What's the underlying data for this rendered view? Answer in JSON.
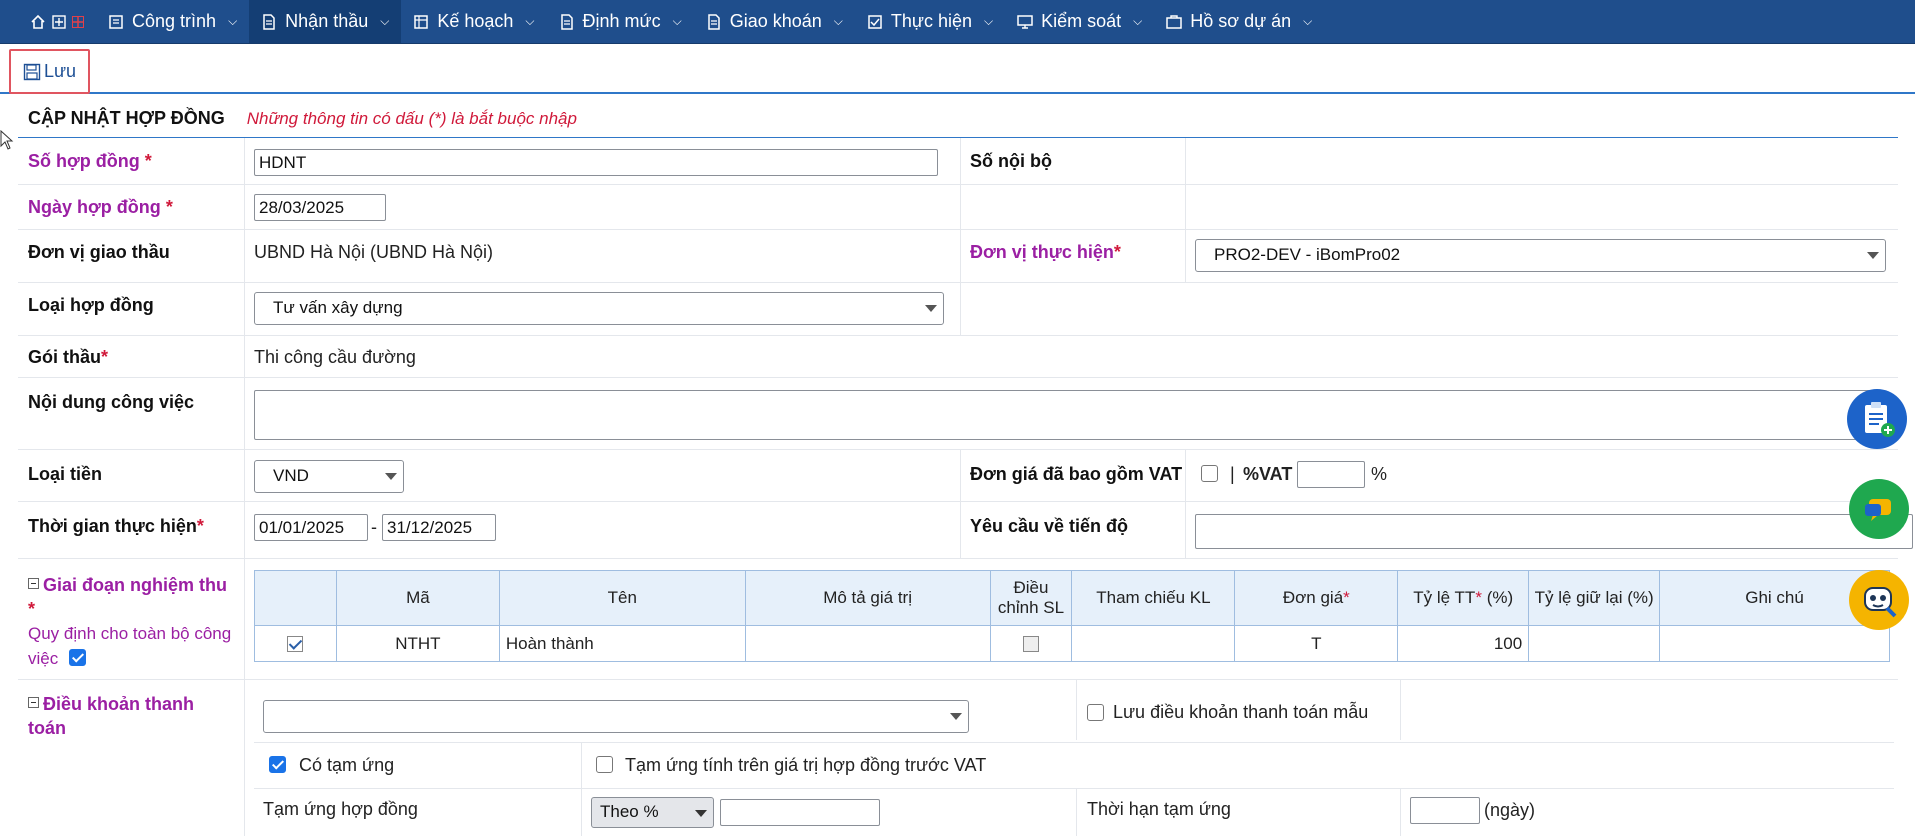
{
  "nav": {
    "items": [
      {
        "label": "Công trình",
        "active": false
      },
      {
        "label": "Nhận thầu",
        "active": true
      },
      {
        "label": "Kế hoạch",
        "active": false
      },
      {
        "label": "Định mức",
        "active": false
      },
      {
        "label": "Giao khoán",
        "active": false
      },
      {
        "label": "Thực hiện",
        "active": false
      },
      {
        "label": "Kiểm soát",
        "active": false
      },
      {
        "label": "Hồ sơ dự án",
        "active": false
      }
    ],
    "bg_color": "#1f4e8c"
  },
  "toolbar": {
    "save_label": "Lưu"
  },
  "form": {
    "title": "CẬP NHẬT HỢP ĐỒNG",
    "note": "Những thông tin có dấu (*) là bắt buộc nhập",
    "contract_no": {
      "label": "Số hợp đồng",
      "req": "*",
      "value": "HDNT"
    },
    "internal_no": {
      "label": "Số nội bộ"
    },
    "contract_date": {
      "label": "Ngày hợp đồng",
      "req": "*",
      "value": "28/03/2025"
    },
    "employer": {
      "label": "Đơn vị giao thầu",
      "value": "UBND Hà Nội (UBND Hà Nội)"
    },
    "contractor": {
      "label": "Đơn vị thực hiện",
      "req": "*",
      "value": "PRO2-DEV - iBomPro02"
    },
    "contract_type": {
      "label": "Loại hợp đồng",
      "value": "Tư vấn xây dựng"
    },
    "package": {
      "label": "Gói thầu",
      "req": "*",
      "value": "Thi công cầu đường"
    },
    "work_content": {
      "label": "Nội dung công việc",
      "value": ""
    },
    "currency": {
      "label": "Loại tiền",
      "value": "VND"
    },
    "vat_included": {
      "label": "Đơn giá đã bao gồm VAT",
      "sep": "|",
      "vat_label": "%VAT",
      "unit": "%",
      "checked": false
    },
    "period": {
      "label": "Thời gian thực hiện",
      "req": "*",
      "from": "01/01/2025",
      "dash": "-",
      "to": "31/12/2025"
    },
    "progress_req": {
      "label": "Yêu cầu về tiến độ"
    },
    "stages": {
      "label": "Giai đoạn nghiệm thu",
      "req": "*",
      "rule_label": "Quy định cho toàn bộ công việc",
      "rule_checked": true,
      "columns": [
        "",
        "Mã",
        "Tên",
        "Mô tả giá trị",
        "Điều chỉnh SL",
        "Tham chiếu KL",
        "Đơn giá",
        "Tỷ lệ TT",
        "(%)",
        "Tỷ lệ giữ lại (%)",
        "Ghi chú"
      ],
      "rows": [
        {
          "checked": true,
          "code": "NTHT",
          "name": "Hoàn thành",
          "desc": "",
          "adjust": false,
          "ref": "",
          "price": "T",
          "rate": "100",
          "retain": "",
          "note": ""
        }
      ]
    },
    "payment": {
      "label": "Điều khoản thanh toán",
      "save_template_label": "Lưu điều khoản thanh toán mẫu",
      "advance_label": "Có tạm ứng",
      "advance_checked": true,
      "advance_before_vat_label": "Tạm ứng tính trên giá trị hợp đồng trước VAT",
      "advance_contract_label": "Tạm ứng hợp đồng",
      "advance_mode": "Theo %",
      "advance_term_label": "Thời hạn tạm ứng",
      "days_unit": "(ngày)"
    }
  }
}
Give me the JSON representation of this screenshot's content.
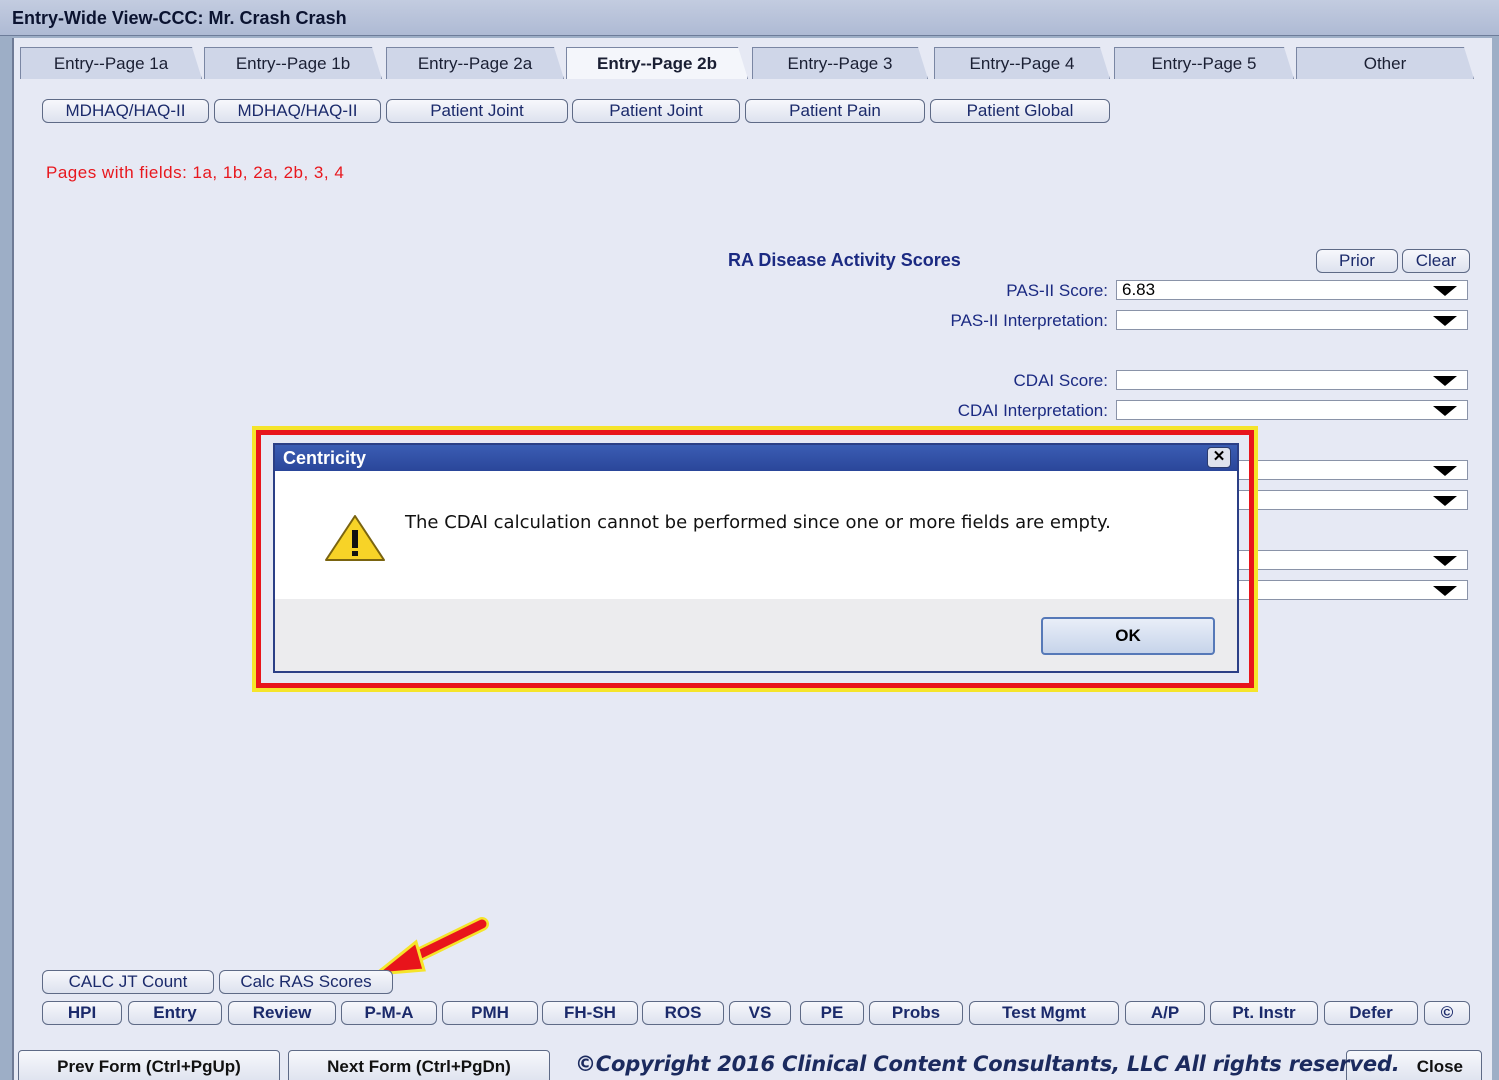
• • •
### What you need to do
Restate the full listing verbatim and drop every picture.

### Full solution
What's the underlying data for this rendered view? Answer in JSON.
{
  "nav": {
    "items": [
      {
        "label": "Công trình",
        "active": false
      },
      {
        "label": "Nhận thầu",
        "active": true
      },
      {
        "label": "Kế hoạch",
        "active": false
      },
      {
        "label": "Định mức",
        "active": false
      },
      {
        "label": "Giao khoán",
        "active": false
      },
      {
        "label": "Thực hiện",
        "active": false
      },
      {
        "label": "Kiểm soát",
        "active": false
      },
      {
        "label": "Hồ sơ dự án",
        "active": false
      }
    ],
    "bg_color": "#1f4e8c"
  },
  "toolbar": {
    "save_label": "Lưu"
  },
  "form": {
    "title": "CẬP NHẬT HỢP ĐỒNG",
    "note": "Những thông tin có dấu (*) là bắt buộc nhập",
    "contract_no": {
      "label": "Số hợp đồng",
      "req": "*",
      "value": "HDNT"
    },
    "internal_no": {
      "label": "Số nội bộ"
    },
    "contract_date": {
      "label": "Ngày hợp đồng",
      "req": "*",
      "value": "28/03/2025"
    },
    "employer": {
      "label": "Đơn vị giao thầu",
      "value": "UBND Hà Nội (UBND Hà Nội)"
    },
    "contractor": {
      "label": "Đơn vị thực hiện",
      "req": "*",
      "value": "PRO2-DEV - iBomPro02"
    },
    "contract_type": {
      "label": "Loại hợp đồng",
      "value": "Tư vấn xây dựng"
    },
    "package": {
      "label": "Gói thầu",
      "req": "*",
      "value": "Thi công cầu đường"
    },
    "work_content": {
      "label": "Nội dung công việc",
      "value": ""
    },
    "currency": {
      "label": "Loại tiền",
      "value": "VND"
    },
    "vat_included": {
      "label": "Đơn giá đã bao gồm VAT",
      "sep": "|",
      "vat_label": "%VAT",
      "unit": "%",
      "checked": false
    },
    "period": {
      "label": "Thời gian thực hiện",
      "req": "*",
      "from": "01/01/2025",
      "dash": "-",
      "to": "31/12/2025"
    },
    "progress_req": {
      "label": "Yêu cầu về tiến độ"
    },
    "stages": {
      "label": "Giai đoạn nghiệm thu",
      "req": "*",
      "rule_label": "Quy định cho toàn bộ công việc",
      "rule_checked": true,
      "columns": [
        "",
        "Mã",
        "Tên",
        "Mô tả giá trị",
        "Điều chỉnh SL",
        "Tham chiếu KL",
        "Đơn giá",
        "Tỷ lệ TT",
        "(%)",
        "Tỷ lệ giữ lại (%)",
        "Ghi chú"
      ],
      "rows": [
        {
          "checked": true,
          "code": "NTHT",
          "name": "Hoàn thành",
          "desc": "",
          "adjust": false,
          "ref": "",
          "price": "T",
          "rate": "100",
          "retain": "",
          "note": ""
        }
      ]
    },
    "payment": {
      "label": "Điều khoản thanh toán",
      "save_template_label": "Lưu điều khoản thanh toán mẫu",
      "advance_label": "Có tạm ứng",
      "advance_checked": true,
      "advance_before_vat_label": "Tạm ứng tính trên giá trị hợp đồng trước VAT",
      "advance_contract_label": "Tạm ứng hợp đồng",
      "advance_mode": "Theo %",
      "advance_term_label": "Thời hạn tạm ứng",
      "days_unit": "(ngày)"
    }
  }
}
Give me the JSON representation of this screenshot's content.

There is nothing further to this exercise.